### STATED GOAL
Would you output the whole listing below, exactly as it reads?

### Dataset rows
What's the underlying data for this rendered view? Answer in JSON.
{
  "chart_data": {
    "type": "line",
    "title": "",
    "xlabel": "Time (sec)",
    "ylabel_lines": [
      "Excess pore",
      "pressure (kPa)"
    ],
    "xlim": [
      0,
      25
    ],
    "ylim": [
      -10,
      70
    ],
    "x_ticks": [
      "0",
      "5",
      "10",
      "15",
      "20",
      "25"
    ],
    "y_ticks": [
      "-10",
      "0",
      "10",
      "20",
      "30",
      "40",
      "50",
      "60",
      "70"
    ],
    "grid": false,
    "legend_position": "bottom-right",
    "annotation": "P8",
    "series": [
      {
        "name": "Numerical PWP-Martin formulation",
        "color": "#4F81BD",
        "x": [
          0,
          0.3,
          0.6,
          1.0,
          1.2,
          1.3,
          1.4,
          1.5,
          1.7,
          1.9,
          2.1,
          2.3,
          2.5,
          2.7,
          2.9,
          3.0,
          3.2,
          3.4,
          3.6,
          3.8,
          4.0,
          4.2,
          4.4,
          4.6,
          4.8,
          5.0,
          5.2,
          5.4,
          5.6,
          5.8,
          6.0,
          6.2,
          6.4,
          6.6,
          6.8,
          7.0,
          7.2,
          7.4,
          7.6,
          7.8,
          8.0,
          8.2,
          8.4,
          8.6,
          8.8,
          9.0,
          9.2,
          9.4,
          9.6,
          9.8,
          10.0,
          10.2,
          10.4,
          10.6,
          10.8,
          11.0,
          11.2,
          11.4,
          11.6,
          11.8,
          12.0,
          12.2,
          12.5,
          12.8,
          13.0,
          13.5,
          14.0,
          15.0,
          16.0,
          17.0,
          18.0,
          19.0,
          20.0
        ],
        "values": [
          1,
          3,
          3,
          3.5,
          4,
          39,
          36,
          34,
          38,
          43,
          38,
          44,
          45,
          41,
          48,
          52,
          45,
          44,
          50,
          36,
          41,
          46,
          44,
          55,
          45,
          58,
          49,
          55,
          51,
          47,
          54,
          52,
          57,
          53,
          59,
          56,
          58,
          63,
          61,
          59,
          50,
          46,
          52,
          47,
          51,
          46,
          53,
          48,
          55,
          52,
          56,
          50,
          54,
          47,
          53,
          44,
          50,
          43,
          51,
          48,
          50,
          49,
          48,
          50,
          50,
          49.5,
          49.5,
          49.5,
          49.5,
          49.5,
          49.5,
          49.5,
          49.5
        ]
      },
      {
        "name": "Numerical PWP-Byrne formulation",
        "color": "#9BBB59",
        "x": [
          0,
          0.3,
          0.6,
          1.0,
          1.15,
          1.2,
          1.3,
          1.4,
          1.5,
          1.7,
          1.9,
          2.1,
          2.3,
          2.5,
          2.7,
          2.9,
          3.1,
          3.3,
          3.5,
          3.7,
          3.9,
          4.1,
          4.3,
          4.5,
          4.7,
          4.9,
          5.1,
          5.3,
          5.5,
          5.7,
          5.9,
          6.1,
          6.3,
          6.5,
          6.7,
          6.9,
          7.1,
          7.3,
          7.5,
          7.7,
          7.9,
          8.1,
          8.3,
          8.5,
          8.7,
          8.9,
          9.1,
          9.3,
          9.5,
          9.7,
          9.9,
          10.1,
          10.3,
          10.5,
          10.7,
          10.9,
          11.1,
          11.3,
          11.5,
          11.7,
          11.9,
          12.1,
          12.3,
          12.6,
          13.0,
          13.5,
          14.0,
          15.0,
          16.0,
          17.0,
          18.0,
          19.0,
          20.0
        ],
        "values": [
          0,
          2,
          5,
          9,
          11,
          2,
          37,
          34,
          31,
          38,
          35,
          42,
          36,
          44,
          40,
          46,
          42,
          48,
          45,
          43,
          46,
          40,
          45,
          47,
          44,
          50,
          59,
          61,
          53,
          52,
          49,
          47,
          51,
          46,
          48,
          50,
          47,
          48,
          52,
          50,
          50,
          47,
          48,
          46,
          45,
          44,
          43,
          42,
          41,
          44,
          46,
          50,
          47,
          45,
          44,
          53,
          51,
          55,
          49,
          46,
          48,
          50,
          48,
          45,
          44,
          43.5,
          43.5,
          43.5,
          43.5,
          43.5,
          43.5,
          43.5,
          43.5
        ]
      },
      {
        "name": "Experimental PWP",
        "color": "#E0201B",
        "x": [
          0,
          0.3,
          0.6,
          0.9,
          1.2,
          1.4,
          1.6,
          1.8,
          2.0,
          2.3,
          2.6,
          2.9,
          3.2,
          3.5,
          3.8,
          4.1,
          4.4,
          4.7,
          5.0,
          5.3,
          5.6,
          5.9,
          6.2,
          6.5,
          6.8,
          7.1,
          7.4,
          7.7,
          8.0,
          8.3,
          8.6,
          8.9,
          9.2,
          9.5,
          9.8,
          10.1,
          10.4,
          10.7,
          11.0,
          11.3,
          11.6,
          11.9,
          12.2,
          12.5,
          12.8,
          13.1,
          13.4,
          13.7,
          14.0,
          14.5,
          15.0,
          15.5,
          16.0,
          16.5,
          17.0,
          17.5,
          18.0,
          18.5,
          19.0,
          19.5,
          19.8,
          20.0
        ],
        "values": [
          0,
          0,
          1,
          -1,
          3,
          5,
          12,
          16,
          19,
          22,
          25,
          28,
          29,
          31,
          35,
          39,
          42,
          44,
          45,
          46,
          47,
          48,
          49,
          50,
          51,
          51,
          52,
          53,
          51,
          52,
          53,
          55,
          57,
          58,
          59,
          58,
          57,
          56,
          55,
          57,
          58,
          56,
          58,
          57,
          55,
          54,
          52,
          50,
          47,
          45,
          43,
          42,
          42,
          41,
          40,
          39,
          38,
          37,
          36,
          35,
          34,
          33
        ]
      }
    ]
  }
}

### TASK RESULT
What's the underlying data for this rendered view? Answer in JSON.
{
  "chart_data": {
    "type": "line",
    "title": "",
    "xlabel": "Time (sec)",
    "ylabel_lines": [
      "Excess pore",
      "pressure (kPa)"
    ],
    "xlim": [
      0,
      25
    ],
    "ylim": [
      -10,
      70
    ],
    "x_ticks": [
      "0",
      "5",
      "10",
      "15",
      "20",
      "25"
    ],
    "y_ticks": [
      "-10",
      "0",
      "10",
      "20",
      "30",
      "40",
      "50",
      "60",
      "70"
    ],
    "grid": false,
    "legend_position": "bottom-right",
    "annotation": "P8",
    "series": [
      {
        "name": "Numerical PWP-Martin formulation",
        "color": "#4F81BD",
        "x": [
          0,
          0.3,
          0.6,
          1.0,
          1.2,
          1.3,
          1.4,
          1.5,
          1.7,
          1.9,
          2.1,
          2.3,
          2.5,
          2.7,
          2.9,
          3.0,
          3.2,
          3.4,
          3.6,
          3.8,
          4.0,
          4.2,
          4.4,
          4.6,
          4.8,
          5.0,
          5.2,
          5.4,
          5.6,
          5.8,
          6.0,
          6.2,
          6.4,
          6.6,
          6.8,
          7.0,
          7.2,
          7.4,
          7.6,
          7.8,
          8.0,
          8.2,
          8.4,
          8.6,
          8.8,
          9.0,
          9.2,
          9.4,
          9.6,
          9.8,
          10.0,
          10.2,
          10.4,
          10.6,
          10.8,
          11.0,
          11.2,
          11.4,
          11.6,
          11.8,
          12.0,
          12.2,
          12.5,
          12.8,
          13.0,
          13.5,
          14.0,
          15.0,
          16.0,
          17.0,
          18.0,
          19.0,
          20.0
        ],
        "values": [
          1,
          3,
          3,
          3.5,
          4,
          39,
          36,
          34,
          38,
          43,
          38,
          44,
          45,
          41,
          48,
          52,
          45,
          44,
          50,
          36,
          41,
          46,
          44,
          55,
          45,
          58,
          49,
          55,
          51,
          47,
          54,
          52,
          57,
          53,
          59,
          56,
          58,
          63,
          61,
          59,
          50,
          46,
          52,
          47,
          51,
          46,
          53,
          48,
          55,
          52,
          56,
          50,
          54,
          47,
          53,
          44,
          50,
          43,
          51,
          48,
          50,
          49,
          48,
          50,
          50,
          49.5,
          49.5,
          49.5,
          49.5,
          49.5,
          49.5,
          49.5,
          49.5
        ]
      },
      {
        "name": "Numerical PWP-Byrne formulation",
        "color": "#9BBB59",
        "x": [
          0,
          0.3,
          0.6,
          1.0,
          1.15,
          1.2,
          1.3,
          1.4,
          1.5,
          1.7,
          1.9,
          2.1,
          2.3,
          2.5,
          2.7,
          2.9,
          3.1,
          3.3,
          3.5,
          3.7,
          3.9,
          4.1,
          4.3,
          4.5,
          4.7,
          4.9,
          5.1,
          5.3,
          5.5,
          5.7,
          5.9,
          6.1,
          6.3,
          6.5,
          6.7,
          6.9,
          7.1,
          7.3,
          7.5,
          7.7,
          7.9,
          8.1,
          8.3,
          8.5,
          8.7,
          8.9,
          9.1,
          9.3,
          9.5,
          9.7,
          9.9,
          10.1,
          10.3,
          10.5,
          10.7,
          10.9,
          11.1,
          11.3,
          11.5,
          11.7,
          11.9,
          12.1,
          12.3,
          12.6,
          13.0,
          13.5,
          14.0,
          15.0,
          16.0,
          17.0,
          18.0,
          19.0,
          20.0
        ],
        "values": [
          0,
          2,
          5,
          9,
          11,
          2,
          37,
          34,
          31,
          38,
          35,
          42,
          36,
          44,
          40,
          46,
          42,
          48,
          45,
          43,
          46,
          40,
          45,
          47,
          44,
          50,
          59,
          61,
          53,
          52,
          49,
          47,
          51,
          46,
          48,
          50,
          47,
          48,
          52,
          50,
          50,
          47,
          48,
          46,
          45,
          44,
          43,
          42,
          41,
          44,
          46,
          50,
          47,
          45,
          44,
          53,
          51,
          55,
          49,
          46,
          48,
          50,
          48,
          45,
          44,
          43.5,
          43.5,
          43.5,
          43.5,
          43.5,
          43.5,
          43.5,
          43.5
        ]
      },
      {
        "name": "Experimental PWP",
        "color": "#E0201B",
        "x": [
          0,
          0.3,
          0.6,
          0.9,
          1.2,
          1.4,
          1.6,
          1.8,
          2.0,
          2.3,
          2.6,
          2.9,
          3.2,
          3.5,
          3.8,
          4.1,
          4.4,
          4.7,
          5.0,
          5.3,
          5.6,
          5.9,
          6.2,
          6.5,
          6.8,
          7.1,
          7.4,
          7.7,
          8.0,
          8.3,
          8.6,
          8.9,
          9.2,
          9.5,
          9.8,
          10.1,
          10.4,
          10.7,
          11.0,
          11.3,
          11.6,
          11.9,
          12.2,
          12.5,
          12.8,
          13.1,
          13.4,
          13.7,
          14.0,
          14.5,
          15.0,
          15.5,
          16.0,
          16.5,
          17.0,
          17.5,
          18.0,
          18.5,
          19.0,
          19.5,
          19.8,
          20.0
        ],
        "values": [
          0,
          0,
          1,
          -1,
          3,
          5,
          12,
          16,
          19,
          22,
          25,
          28,
          29,
          31,
          35,
          39,
          42,
          44,
          45,
          46,
          47,
          48,
          49,
          50,
          51,
          51,
          52,
          53,
          51,
          52,
          53,
          55,
          57,
          58,
          59,
          58,
          57,
          56,
          55,
          57,
          58,
          56,
          58,
          57,
          55,
          54,
          52,
          50,
          47,
          45,
          43,
          42,
          42,
          41,
          40,
          39,
          38,
          37,
          36,
          35,
          34,
          33
        ]
      }
    ]
  }
}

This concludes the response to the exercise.